## Set exercise:
Look through the data and write out every line with the word "kommun" in it.

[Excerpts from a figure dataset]
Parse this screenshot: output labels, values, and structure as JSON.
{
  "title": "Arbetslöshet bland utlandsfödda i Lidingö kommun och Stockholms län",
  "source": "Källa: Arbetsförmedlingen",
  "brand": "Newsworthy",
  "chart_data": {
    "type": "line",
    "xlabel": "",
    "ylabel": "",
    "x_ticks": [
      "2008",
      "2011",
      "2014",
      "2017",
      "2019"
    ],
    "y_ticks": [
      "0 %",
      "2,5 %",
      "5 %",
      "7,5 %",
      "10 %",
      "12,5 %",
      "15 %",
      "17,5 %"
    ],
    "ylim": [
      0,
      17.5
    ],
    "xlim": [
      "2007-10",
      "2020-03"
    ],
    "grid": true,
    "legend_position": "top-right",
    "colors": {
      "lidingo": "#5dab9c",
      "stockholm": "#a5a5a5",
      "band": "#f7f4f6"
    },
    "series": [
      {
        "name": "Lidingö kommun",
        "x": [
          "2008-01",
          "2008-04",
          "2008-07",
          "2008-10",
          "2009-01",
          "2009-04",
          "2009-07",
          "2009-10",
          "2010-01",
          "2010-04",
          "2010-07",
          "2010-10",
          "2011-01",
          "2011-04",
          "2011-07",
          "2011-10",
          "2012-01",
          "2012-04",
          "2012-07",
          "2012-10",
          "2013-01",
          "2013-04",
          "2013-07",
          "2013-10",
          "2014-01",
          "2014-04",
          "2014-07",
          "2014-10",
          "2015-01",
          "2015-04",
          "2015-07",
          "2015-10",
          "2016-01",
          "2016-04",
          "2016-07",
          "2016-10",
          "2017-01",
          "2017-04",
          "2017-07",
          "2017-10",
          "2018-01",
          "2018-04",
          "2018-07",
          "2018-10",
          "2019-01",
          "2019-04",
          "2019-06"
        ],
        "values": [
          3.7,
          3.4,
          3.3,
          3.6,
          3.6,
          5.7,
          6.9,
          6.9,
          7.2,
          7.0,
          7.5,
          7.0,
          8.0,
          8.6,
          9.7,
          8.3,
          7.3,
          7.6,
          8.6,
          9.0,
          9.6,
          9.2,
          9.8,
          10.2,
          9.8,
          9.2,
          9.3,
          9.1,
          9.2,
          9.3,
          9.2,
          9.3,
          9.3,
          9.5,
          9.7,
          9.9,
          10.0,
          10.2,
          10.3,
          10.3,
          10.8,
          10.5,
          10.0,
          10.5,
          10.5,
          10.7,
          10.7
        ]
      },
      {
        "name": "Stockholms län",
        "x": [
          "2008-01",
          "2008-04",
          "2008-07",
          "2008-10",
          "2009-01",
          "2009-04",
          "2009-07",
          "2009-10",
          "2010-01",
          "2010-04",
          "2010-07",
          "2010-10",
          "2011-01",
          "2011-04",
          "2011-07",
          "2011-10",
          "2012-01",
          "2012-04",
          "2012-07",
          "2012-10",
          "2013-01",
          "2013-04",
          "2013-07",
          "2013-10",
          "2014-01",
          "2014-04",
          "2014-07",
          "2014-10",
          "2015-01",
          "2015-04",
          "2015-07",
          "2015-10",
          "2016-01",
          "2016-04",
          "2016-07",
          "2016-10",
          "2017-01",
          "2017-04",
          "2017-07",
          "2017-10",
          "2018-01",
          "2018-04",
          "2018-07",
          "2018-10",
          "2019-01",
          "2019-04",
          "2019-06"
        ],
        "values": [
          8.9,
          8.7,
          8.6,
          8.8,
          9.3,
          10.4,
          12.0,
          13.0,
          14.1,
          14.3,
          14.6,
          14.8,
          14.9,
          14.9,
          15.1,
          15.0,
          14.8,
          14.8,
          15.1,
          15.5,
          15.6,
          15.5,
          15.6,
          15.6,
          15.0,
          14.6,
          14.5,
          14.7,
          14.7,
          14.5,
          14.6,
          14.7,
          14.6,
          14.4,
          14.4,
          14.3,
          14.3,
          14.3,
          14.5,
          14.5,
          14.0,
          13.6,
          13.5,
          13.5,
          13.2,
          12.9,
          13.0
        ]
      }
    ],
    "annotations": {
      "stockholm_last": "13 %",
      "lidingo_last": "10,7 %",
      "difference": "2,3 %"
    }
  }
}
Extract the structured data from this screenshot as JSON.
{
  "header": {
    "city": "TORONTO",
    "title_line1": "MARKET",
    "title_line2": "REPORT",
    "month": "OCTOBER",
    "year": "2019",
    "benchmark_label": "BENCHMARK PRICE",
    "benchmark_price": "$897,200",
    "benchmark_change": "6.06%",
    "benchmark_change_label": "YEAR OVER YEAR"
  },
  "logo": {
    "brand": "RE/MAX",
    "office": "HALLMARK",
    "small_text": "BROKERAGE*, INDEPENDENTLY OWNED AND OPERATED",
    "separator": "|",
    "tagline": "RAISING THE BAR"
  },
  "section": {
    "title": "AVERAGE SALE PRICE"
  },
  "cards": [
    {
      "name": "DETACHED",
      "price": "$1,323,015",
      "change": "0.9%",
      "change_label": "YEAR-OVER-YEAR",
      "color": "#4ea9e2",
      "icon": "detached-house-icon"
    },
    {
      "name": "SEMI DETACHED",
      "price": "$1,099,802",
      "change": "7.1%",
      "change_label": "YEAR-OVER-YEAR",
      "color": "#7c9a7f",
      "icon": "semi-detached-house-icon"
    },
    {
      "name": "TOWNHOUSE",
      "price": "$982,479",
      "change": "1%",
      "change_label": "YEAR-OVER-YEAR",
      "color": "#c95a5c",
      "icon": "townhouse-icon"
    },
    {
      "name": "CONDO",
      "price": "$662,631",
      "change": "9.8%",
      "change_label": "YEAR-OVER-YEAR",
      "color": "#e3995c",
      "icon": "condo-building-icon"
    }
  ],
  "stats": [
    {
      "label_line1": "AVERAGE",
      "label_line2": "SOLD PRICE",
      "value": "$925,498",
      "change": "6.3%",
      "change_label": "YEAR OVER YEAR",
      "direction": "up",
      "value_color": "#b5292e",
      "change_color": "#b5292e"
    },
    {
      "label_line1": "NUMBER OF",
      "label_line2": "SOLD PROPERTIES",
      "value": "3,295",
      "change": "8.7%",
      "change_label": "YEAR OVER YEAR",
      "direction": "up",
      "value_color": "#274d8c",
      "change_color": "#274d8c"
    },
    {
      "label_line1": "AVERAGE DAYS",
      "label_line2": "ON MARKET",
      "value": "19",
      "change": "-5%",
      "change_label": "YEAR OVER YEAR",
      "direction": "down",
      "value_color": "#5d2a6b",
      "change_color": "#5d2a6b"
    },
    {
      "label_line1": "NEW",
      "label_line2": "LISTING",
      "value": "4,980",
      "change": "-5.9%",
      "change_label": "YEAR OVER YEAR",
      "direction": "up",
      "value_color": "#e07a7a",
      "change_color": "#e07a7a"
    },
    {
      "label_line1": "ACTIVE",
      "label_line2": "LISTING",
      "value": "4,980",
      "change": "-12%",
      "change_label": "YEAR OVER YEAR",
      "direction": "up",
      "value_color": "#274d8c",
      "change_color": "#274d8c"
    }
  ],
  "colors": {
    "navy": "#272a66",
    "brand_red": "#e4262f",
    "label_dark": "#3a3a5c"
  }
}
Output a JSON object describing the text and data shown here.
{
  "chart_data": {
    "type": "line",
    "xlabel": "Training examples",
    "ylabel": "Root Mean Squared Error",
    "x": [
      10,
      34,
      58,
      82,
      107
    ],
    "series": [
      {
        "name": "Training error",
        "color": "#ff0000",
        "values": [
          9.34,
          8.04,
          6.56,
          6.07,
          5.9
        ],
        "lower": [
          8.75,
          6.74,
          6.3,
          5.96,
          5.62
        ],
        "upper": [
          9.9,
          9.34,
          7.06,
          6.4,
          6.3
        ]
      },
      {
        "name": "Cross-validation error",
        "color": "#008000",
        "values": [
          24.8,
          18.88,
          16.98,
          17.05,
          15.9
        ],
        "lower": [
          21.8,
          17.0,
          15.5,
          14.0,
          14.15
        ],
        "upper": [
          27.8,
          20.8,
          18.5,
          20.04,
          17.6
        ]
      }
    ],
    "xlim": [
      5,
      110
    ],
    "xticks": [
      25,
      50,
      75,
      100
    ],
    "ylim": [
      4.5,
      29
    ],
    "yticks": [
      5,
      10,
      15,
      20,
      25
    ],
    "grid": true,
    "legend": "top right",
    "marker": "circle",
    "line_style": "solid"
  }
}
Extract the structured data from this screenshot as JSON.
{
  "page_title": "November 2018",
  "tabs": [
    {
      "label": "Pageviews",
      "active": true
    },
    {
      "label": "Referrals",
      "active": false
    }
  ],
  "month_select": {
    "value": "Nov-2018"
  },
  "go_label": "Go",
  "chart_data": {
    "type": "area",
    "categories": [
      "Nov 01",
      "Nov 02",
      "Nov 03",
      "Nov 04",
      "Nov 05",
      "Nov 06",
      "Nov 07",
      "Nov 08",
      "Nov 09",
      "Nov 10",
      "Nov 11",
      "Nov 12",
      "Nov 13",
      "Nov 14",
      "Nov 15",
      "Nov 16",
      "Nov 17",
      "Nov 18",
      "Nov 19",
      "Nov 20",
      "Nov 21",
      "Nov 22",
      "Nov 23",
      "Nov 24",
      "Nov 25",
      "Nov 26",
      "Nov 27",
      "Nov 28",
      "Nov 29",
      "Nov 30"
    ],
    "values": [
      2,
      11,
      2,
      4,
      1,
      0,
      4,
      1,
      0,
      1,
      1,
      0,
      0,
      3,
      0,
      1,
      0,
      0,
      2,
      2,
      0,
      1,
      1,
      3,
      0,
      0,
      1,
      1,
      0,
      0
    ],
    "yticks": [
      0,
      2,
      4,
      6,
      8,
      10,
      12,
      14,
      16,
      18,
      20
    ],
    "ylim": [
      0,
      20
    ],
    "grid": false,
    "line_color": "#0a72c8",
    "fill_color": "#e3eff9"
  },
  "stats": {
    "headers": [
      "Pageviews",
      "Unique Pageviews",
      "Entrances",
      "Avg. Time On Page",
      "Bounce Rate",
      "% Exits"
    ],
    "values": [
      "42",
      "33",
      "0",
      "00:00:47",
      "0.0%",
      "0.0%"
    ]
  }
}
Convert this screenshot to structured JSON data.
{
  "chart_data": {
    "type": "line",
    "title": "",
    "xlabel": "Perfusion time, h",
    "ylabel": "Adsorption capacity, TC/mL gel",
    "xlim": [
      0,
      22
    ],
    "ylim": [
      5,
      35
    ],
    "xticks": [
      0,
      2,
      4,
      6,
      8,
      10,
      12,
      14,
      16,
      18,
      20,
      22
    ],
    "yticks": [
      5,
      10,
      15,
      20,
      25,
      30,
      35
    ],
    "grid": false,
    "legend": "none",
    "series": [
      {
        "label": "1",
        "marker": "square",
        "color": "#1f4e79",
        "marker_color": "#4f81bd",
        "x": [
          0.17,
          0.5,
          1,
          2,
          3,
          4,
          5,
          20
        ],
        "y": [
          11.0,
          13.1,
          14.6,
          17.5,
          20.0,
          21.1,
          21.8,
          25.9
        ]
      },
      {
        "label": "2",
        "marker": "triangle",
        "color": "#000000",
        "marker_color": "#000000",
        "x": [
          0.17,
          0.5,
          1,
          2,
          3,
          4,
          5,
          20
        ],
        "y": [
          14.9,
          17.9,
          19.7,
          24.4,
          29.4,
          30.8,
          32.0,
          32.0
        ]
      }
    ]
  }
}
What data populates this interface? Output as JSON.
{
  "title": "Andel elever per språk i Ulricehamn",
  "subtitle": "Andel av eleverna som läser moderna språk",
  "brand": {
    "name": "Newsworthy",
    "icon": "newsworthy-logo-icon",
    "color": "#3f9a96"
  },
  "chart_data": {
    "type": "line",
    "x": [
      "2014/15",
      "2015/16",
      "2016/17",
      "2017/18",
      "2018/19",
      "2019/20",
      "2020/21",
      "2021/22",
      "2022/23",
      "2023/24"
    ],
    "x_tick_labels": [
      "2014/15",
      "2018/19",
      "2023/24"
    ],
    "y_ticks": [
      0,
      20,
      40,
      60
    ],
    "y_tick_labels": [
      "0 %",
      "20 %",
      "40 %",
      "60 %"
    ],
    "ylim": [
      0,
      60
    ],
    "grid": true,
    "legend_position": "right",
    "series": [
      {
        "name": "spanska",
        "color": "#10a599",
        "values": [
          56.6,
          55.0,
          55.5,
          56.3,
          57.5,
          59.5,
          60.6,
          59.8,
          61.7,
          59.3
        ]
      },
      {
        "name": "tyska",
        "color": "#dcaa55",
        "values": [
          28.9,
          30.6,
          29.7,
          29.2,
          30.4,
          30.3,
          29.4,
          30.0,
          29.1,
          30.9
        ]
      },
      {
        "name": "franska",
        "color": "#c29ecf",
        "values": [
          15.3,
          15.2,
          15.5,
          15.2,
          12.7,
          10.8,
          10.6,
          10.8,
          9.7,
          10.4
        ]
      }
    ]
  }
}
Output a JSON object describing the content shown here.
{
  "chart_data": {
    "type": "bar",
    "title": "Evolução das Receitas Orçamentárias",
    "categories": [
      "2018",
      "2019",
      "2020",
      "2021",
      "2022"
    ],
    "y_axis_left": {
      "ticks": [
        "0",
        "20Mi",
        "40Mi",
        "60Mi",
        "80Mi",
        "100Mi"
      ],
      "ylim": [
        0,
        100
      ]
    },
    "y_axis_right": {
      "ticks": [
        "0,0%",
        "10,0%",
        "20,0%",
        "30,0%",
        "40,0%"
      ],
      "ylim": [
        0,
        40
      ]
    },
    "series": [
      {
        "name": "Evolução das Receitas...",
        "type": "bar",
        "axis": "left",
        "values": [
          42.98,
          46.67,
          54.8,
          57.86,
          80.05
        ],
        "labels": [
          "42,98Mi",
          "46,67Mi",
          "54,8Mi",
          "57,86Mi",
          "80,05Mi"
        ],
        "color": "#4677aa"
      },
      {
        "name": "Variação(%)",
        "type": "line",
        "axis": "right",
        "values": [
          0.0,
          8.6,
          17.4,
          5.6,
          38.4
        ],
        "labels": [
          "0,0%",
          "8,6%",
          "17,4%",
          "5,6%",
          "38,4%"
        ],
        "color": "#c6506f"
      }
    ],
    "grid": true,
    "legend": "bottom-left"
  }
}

## Response below:
  "title": "Arbetslöshet bland utlandsfödda i Lidingö kommun och Stockholms län",
        "name": "Lidingö kommun",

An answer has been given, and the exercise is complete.